··· EXERCISE DATA ···

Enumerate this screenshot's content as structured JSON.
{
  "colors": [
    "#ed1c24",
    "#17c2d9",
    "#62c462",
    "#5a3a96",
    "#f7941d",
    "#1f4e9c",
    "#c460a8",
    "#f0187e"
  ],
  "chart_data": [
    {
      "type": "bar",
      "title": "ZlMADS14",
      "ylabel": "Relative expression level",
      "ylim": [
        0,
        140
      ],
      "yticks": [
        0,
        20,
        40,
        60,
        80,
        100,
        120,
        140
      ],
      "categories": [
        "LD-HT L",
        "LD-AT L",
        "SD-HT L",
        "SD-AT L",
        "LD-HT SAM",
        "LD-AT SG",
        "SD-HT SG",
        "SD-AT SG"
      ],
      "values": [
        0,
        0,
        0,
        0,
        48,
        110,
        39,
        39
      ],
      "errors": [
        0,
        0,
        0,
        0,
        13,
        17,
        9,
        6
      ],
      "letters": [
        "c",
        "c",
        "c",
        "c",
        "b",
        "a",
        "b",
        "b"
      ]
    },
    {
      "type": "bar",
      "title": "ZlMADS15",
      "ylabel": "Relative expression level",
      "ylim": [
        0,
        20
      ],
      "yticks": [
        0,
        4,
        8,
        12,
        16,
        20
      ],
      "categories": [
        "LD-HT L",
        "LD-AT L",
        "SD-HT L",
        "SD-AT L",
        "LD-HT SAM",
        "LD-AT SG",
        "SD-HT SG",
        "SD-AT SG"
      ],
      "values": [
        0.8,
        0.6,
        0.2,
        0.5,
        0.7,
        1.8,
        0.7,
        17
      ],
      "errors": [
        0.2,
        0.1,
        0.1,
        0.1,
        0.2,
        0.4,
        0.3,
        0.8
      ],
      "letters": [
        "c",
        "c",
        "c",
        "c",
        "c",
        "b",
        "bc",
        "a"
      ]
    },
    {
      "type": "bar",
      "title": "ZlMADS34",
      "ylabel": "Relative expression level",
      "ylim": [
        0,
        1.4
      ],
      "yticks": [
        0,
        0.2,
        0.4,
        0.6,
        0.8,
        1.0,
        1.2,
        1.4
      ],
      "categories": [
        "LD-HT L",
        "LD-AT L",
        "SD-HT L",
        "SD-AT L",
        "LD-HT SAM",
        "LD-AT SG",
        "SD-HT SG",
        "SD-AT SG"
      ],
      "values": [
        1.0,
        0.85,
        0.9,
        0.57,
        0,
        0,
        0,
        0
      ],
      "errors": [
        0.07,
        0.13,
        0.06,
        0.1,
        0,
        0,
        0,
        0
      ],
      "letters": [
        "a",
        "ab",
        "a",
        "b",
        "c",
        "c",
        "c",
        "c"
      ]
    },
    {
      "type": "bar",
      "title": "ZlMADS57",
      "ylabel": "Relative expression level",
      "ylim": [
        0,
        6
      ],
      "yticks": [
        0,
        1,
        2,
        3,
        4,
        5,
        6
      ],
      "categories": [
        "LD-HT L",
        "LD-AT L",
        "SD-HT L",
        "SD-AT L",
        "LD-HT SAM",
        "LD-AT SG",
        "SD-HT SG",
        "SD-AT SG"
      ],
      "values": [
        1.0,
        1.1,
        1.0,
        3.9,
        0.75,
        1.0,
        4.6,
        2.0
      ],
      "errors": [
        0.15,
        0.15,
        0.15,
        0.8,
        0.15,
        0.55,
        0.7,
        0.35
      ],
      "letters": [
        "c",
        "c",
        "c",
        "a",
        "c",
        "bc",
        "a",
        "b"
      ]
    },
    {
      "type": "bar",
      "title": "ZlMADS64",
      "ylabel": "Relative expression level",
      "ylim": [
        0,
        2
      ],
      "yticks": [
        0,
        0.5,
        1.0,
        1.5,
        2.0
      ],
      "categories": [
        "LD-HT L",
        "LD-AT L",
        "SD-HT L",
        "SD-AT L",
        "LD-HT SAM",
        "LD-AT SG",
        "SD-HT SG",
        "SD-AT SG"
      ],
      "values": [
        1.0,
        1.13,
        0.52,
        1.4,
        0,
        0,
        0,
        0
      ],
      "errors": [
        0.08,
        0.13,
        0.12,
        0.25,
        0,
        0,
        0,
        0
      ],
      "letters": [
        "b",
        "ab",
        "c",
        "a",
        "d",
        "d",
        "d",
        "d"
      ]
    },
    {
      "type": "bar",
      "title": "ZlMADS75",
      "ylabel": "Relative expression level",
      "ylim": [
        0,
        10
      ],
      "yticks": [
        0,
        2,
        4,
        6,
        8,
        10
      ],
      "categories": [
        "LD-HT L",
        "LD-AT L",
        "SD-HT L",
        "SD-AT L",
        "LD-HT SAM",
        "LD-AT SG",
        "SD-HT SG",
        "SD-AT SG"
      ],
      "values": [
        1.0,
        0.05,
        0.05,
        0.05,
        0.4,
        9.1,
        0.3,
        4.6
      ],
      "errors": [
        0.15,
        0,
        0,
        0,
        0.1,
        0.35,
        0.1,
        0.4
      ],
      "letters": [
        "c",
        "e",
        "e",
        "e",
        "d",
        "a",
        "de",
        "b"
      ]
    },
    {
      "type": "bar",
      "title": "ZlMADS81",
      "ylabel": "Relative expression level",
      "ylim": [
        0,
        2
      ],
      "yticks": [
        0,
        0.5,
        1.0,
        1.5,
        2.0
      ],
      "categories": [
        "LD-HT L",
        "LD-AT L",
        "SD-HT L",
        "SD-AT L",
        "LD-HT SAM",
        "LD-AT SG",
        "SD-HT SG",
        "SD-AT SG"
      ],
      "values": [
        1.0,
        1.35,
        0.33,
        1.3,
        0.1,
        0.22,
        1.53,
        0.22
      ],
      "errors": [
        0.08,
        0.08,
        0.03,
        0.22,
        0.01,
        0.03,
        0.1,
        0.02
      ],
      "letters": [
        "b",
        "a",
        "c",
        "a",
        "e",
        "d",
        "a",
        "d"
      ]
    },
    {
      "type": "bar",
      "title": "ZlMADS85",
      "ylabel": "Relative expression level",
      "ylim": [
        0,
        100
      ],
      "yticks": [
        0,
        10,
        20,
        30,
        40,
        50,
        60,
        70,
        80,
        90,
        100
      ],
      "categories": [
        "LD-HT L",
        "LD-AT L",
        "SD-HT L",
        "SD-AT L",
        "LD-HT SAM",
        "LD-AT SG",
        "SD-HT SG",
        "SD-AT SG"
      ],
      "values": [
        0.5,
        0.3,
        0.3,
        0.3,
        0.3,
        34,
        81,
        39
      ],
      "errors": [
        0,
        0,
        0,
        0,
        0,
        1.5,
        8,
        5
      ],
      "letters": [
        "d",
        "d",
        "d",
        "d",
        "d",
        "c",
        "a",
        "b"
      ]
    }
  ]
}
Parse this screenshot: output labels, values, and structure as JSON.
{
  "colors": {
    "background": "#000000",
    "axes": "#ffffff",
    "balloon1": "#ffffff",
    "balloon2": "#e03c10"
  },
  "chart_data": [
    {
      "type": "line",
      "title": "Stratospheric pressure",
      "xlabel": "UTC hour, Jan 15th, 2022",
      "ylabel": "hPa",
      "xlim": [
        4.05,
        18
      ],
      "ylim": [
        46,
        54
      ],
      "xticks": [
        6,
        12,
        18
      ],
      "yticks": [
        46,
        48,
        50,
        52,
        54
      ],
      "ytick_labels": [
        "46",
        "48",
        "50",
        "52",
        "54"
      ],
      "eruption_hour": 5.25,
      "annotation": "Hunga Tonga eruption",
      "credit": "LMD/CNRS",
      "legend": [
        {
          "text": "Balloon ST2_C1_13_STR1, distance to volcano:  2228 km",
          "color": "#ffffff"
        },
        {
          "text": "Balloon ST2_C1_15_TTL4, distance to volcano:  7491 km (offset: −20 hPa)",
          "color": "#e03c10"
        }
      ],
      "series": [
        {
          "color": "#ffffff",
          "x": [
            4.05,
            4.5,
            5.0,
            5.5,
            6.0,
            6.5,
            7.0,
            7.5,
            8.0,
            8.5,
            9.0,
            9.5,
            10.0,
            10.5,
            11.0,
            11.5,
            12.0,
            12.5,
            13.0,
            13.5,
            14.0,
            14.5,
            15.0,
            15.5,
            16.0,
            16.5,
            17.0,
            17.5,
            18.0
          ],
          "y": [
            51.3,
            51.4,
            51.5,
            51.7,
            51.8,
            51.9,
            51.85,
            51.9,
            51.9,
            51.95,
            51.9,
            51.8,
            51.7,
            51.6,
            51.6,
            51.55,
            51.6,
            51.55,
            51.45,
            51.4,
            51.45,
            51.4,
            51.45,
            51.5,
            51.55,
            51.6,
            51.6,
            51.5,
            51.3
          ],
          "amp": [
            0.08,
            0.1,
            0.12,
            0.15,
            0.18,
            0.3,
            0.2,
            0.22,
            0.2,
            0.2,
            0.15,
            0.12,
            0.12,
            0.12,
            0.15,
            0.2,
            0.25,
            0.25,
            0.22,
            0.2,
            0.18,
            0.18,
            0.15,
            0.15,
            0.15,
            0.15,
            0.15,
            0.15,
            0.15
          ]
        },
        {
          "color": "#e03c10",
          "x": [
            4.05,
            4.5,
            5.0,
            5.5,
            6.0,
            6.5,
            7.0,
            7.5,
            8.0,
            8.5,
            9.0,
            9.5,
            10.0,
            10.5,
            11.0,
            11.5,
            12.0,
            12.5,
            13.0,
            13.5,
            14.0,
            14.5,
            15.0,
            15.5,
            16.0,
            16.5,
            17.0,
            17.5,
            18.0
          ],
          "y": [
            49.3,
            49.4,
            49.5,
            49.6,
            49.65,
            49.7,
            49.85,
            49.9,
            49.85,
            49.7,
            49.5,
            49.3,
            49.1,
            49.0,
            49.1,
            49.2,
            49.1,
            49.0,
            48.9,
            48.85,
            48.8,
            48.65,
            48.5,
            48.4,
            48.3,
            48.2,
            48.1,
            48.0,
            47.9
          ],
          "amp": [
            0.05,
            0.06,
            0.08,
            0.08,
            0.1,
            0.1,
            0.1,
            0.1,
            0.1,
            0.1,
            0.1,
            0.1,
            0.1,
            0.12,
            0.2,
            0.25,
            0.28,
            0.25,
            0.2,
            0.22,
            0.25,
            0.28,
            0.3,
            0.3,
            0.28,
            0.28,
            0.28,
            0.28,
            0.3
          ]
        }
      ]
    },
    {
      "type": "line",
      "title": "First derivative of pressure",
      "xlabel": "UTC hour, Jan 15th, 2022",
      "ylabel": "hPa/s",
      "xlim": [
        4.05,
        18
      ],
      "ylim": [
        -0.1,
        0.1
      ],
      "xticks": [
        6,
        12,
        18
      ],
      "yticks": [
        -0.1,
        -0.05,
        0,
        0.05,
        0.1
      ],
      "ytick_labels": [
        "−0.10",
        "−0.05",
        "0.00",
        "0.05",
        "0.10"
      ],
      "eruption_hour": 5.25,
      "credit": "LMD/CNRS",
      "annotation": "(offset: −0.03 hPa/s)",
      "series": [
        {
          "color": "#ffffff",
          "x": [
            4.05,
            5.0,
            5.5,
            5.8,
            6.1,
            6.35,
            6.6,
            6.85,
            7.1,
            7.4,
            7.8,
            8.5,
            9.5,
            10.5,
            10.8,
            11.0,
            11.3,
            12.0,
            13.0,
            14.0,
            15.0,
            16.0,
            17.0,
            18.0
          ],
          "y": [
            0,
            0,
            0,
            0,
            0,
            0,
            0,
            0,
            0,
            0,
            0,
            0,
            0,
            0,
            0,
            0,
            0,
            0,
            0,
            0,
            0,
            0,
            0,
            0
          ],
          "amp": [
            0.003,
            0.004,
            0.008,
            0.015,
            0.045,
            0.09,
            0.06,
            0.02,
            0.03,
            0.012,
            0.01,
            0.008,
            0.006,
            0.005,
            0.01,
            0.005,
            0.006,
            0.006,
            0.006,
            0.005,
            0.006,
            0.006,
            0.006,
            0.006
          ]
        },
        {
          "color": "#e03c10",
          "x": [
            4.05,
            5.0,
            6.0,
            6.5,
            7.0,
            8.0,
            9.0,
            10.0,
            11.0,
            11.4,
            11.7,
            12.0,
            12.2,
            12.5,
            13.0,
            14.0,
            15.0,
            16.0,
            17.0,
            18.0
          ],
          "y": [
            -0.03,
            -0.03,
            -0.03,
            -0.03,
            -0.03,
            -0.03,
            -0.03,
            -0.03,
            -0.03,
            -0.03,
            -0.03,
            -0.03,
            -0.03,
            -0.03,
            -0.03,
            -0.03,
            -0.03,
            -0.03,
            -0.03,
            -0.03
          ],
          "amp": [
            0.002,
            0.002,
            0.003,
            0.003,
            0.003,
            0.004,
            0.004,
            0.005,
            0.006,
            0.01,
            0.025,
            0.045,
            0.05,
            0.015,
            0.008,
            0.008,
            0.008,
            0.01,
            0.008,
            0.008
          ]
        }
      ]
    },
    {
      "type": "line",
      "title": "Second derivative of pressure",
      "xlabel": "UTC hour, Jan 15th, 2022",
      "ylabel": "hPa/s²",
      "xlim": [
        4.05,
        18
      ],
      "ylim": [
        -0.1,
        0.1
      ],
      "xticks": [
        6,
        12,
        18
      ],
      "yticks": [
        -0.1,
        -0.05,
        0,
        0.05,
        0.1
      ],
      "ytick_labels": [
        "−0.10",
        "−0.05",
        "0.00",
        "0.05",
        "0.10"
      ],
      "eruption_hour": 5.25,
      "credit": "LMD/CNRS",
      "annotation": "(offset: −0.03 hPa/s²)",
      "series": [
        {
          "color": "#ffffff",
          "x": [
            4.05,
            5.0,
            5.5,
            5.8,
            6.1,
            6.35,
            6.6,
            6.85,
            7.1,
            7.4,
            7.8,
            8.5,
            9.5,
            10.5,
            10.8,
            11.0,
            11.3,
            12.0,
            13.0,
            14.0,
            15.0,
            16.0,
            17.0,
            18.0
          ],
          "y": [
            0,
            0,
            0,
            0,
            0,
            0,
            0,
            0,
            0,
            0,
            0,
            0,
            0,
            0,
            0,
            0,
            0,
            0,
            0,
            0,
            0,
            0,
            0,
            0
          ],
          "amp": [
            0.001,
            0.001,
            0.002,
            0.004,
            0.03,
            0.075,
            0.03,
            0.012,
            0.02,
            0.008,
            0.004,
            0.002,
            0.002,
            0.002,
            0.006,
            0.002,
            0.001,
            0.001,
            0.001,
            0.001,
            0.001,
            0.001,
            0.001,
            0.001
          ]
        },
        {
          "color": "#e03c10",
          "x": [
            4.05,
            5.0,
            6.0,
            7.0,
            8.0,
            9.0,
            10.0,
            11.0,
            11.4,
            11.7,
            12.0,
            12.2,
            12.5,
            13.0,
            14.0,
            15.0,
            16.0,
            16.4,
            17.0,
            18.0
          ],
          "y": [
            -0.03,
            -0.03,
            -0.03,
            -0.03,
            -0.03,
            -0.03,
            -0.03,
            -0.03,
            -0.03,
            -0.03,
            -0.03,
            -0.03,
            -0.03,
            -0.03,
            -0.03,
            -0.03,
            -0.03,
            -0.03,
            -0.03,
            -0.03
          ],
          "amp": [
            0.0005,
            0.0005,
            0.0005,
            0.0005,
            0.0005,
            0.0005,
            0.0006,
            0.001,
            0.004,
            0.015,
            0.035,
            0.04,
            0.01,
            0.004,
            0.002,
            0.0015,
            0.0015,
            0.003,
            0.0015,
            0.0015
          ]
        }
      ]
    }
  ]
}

···

Of the lines in this data, how many contain "volcano"? Reply with only the number.

FINAL RESULT: 2